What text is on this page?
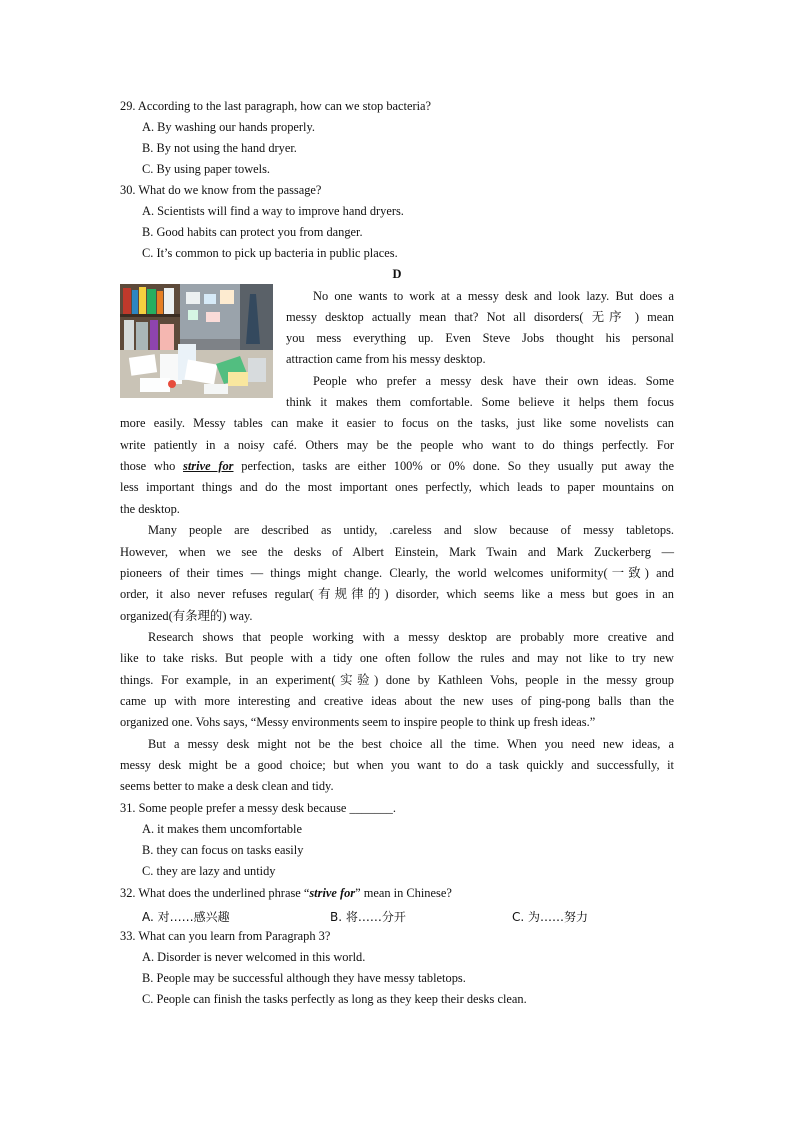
29. According to the last paragraph, how can we stop bacteria?
A. By washing our hands properly.
B. By not using the hand dryer.
C. By using paper towels.
30. What do we know from the passage?
A. Scientists will find a way to improve hand dryers.
B. Good habits can protect you from danger.
C. It’s common to pick up bacteria in public places.
D
No one wants to work at a messy desk and look lazy. But does a
messy desktop actually mean that? Not all disorders( 无序 ) mean
you mess everything up. Even Steve Jobs thought his personal
attraction came from his messy desktop.
People who prefer a messy desk have their own ideas. Some
think it makes them comfortable. Some believe it helps them focus
more easily. Messy tables can make it easier to focus on the tasks, just like some novelists can
write patiently in a noisy café. Others may be the people who want to do things perfectly. For
those who strive for perfection, tasks are either 100% or 0% done. So they usually put away the
less important things and do the most important ones perfectly, which leads to paper mountains on
the desktop.
Many people are described as untidy, .careless and slow because of messy tabletops.
However, when we see the desks of Albert Einstein, Mark Twain and Mark Zuckerberg —
pioneers of their times — things might change. Clearly, the world welcomes uniformity(一致) and
order, it also never refuses regular(有规律的) disorder, which seems like a mess but goes in an
organized(有条理的) way.
Research shows that people working with a messy desktop are probably more creative and
like to take risks. But people with a tidy one often follow the rules and may not like to try new
things. For example, in an experiment(实验) done by Kathleen Vohs, people in the messy group
came up with more interesting and creative ideas about the new uses of ping-pong balls than the
organized one. Vohs says, “Messy environments seem to inspire people to think up fresh ideas.”
But a messy desk might not be the best choice all the time. When you need new ideas, a
messy desk might be a good choice; but when you want to do a task quickly and successfully, it
seems better to make a desk clean and tidy.
31. Some people prefer a messy desk because _______.
A. it makes them uncomfortable
B. they can focus on tasks easily
C. they are lazy and untidy
32. What does the underlined phrase “strive for” mean in Chinese?
A. 对……感兴趣	B. 将……分开	C. 为……努力
33. What can you learn from Paragraph 3?
A. Disorder is never welcomed in this world.
B. People may be successful although they have messy tabletops.
C. People can finish the tasks perfectly as long as they keep their desks clean.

=====

Task item → Go through the records above and copy each line where "What" is found.

Task response →
What text is on this page?
30. What do we know from the passage?
32. What does the underlined phrase “strive for” mean in Chinese?
33. What can you learn from Paragraph 3?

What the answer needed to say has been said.